WHAT TO WORK ON
Pull out every line in the data that has the string "Shire" in it.

GIVEN RECORDS
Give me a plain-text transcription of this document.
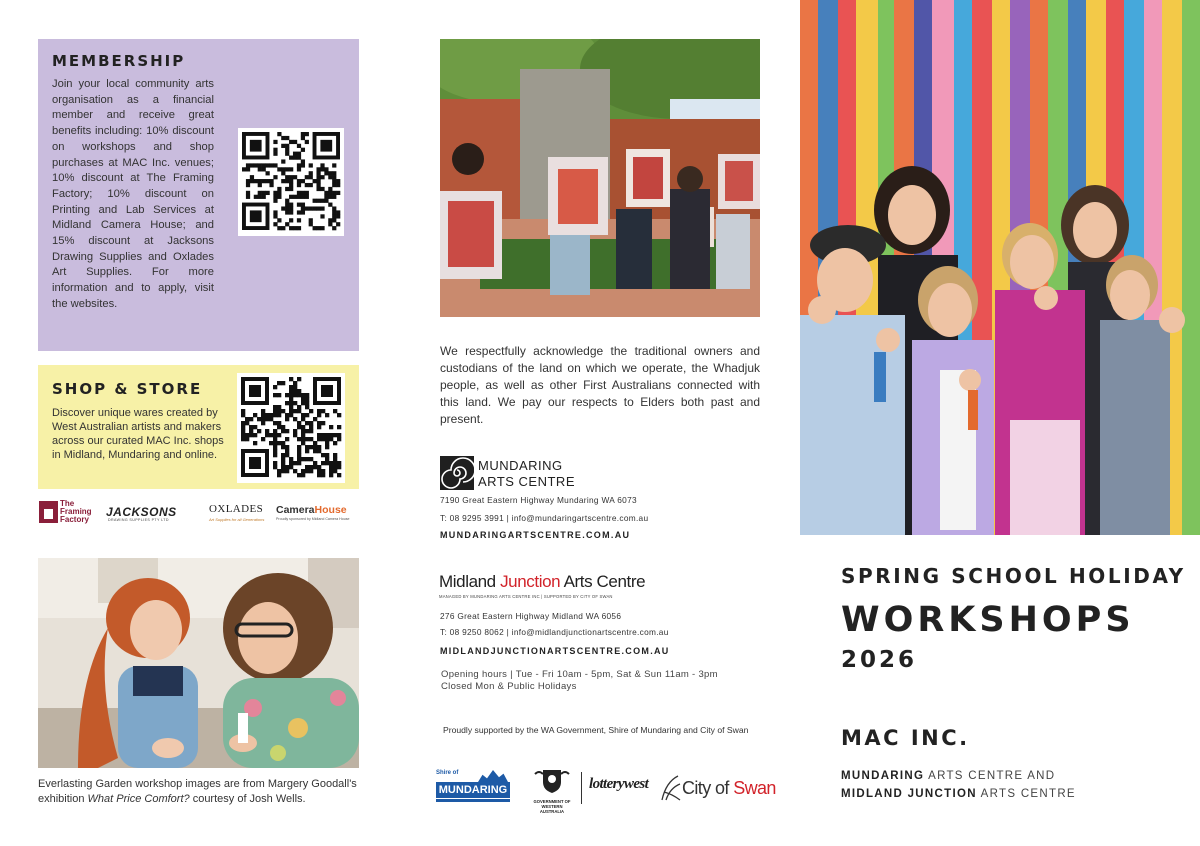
MEMBERSHIP

Join your local community arts organisation as a financial member and receive great benefits including: 10% discount on workshops and shop purchases at MAC Inc. venues; 10% discount at The Framing Factory; 10% discount on Printing and Lab Services at Midland Camera House; and 15% discount at Jacksons Drawing Supplies and Oxlades Art Supplies. For more information and to apply, visit the websites.

SHOP & STORE

Discover unique wares created by West Australian artists and makers across our curated MAC Inc. shops in Midland, Mundaring and online.

The
Framing
Factory
JACKSONS
DRAWING SUPPLIES PTY LTD
OXLADES
Art Supplies for all Generations
CameraHouse
Proudly sponsored by Midland Camera House
Everlasting Garden workshop images are from Margery Goodall's
exhibition What Price Comfort? courtesy of Josh Wells.

We respectfully acknowledge the traditional owners and custodians of the land on which we operate, the Whadjuk people, as well as other First Australians connected with this land. We pay our respects to Elders both past and present.

MUNDARING
ARTS CENTRE
7190 Great Eastern Highway Mundaring WA 6073
T: 08 9295 3991 | info@mundaringartscentre.com.au
MUNDARINGARTSCENTRE.COM.AU
Midland Junction Arts Centre
MANAGED BY MUNDARING ARTS CENTRE INC | SUPPORTED BY CITY OF SWAN
276 Great Eastern Highway Midland WA 6056
T: 08 9250 8062 | info@midlandjunctionartscentre.com.au
MIDLANDJUNCTIONARTSCENTRE.COM.AU
Opening hours | Tue - Fri 10am - 5pm, Sat & Sun 11am - 3pm
Closed Mon & Public Holidays
Proudly supported by the WA Government, Shire of Mundaring and City of Swan
Shire of
MUNDARING
GOVERNMENT OF
WESTERN AUSTRALIA
lotterywest	City of Swan
SPRING SCHOOL HOLIDAY
WORKSHOPS
2026
MAC INC.
MUNDARING ARTS CENTRE AND
MIDLAND JUNCTION ARTS CENTRE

RESPONSE TO THIS EXERCISE
Proudly supported by the WA Government, Shire of Mundaring and City of Swan
Shire of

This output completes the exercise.